DATA SHOWN:
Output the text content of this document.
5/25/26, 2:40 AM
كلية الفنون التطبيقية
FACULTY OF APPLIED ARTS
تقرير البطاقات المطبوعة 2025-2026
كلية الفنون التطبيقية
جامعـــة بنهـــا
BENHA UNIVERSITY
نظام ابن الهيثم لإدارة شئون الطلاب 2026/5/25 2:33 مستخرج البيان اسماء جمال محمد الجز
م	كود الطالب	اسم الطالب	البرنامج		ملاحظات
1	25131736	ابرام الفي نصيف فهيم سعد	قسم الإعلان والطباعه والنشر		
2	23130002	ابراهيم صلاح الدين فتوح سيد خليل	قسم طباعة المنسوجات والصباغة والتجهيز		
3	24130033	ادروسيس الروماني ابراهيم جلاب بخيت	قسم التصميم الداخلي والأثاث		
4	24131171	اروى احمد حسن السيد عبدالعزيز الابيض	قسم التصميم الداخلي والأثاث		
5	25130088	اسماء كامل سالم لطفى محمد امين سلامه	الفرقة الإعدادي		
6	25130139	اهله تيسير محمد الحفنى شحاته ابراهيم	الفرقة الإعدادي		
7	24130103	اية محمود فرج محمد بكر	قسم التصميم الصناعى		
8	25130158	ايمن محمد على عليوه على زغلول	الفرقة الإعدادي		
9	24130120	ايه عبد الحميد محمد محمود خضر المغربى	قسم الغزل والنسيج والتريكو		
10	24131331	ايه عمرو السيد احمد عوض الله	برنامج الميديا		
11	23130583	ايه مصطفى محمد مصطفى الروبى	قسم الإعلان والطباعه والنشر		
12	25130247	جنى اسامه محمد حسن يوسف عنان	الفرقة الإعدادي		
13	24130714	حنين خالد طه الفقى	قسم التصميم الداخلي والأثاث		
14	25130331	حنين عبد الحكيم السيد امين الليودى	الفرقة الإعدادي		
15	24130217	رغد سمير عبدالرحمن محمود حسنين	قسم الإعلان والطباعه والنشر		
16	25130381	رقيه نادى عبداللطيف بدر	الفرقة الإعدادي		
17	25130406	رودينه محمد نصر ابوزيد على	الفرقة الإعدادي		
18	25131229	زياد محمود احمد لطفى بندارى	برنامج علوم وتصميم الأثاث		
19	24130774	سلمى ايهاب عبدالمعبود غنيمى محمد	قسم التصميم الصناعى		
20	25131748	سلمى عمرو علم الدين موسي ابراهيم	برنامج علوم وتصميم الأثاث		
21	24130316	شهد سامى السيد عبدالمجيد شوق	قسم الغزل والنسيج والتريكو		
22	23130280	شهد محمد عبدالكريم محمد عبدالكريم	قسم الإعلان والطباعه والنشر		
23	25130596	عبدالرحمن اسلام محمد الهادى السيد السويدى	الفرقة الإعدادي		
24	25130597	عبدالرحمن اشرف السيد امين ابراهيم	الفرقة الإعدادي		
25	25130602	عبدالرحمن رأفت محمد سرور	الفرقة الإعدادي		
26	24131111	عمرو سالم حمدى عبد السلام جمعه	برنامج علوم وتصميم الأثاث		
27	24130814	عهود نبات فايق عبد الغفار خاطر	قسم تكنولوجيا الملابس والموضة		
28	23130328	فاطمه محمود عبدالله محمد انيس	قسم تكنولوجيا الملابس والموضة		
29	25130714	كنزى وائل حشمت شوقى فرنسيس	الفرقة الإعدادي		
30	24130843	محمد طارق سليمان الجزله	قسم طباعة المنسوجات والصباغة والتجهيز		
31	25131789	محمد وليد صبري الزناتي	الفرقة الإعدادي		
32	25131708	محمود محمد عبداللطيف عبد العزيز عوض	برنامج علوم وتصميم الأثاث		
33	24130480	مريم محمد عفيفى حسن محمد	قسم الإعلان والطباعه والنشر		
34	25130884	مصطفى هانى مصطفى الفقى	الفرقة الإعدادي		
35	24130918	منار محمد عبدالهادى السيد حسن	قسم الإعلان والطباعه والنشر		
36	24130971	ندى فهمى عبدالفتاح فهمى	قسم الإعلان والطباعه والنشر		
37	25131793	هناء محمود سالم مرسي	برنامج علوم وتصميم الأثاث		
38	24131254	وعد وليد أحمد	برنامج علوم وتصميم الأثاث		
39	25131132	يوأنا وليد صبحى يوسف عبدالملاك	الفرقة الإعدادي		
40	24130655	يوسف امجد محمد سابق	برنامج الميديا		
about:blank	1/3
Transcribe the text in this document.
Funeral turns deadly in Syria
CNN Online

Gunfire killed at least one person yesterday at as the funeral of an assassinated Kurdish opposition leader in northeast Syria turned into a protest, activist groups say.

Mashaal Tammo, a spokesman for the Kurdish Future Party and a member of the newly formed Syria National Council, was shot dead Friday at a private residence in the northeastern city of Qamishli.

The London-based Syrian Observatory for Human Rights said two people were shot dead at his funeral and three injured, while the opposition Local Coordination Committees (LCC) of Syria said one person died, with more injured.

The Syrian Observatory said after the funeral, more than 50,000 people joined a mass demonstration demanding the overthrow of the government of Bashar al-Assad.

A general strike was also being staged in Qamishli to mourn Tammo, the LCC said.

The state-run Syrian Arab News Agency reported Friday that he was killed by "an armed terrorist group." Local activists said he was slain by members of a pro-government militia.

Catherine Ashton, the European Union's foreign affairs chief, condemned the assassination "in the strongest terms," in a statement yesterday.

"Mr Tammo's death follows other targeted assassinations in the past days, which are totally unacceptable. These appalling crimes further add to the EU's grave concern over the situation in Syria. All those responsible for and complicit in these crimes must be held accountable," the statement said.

WHAT YOU WILL DO:
From the entries above, select each line containing the string "people".

SOLVED EXERCISE:
The London-based Syrian Observatory for Human Rights said two people were shot dead at his funeral and three injured, while the opposition Local Coordination Committees (LCC) of Syria said one person died, with more injured.
The Syrian Observatory said after the funeral, more than 50,000 people joined a mass demonstration demanding the overthrow of the government of Bashar al-Assad.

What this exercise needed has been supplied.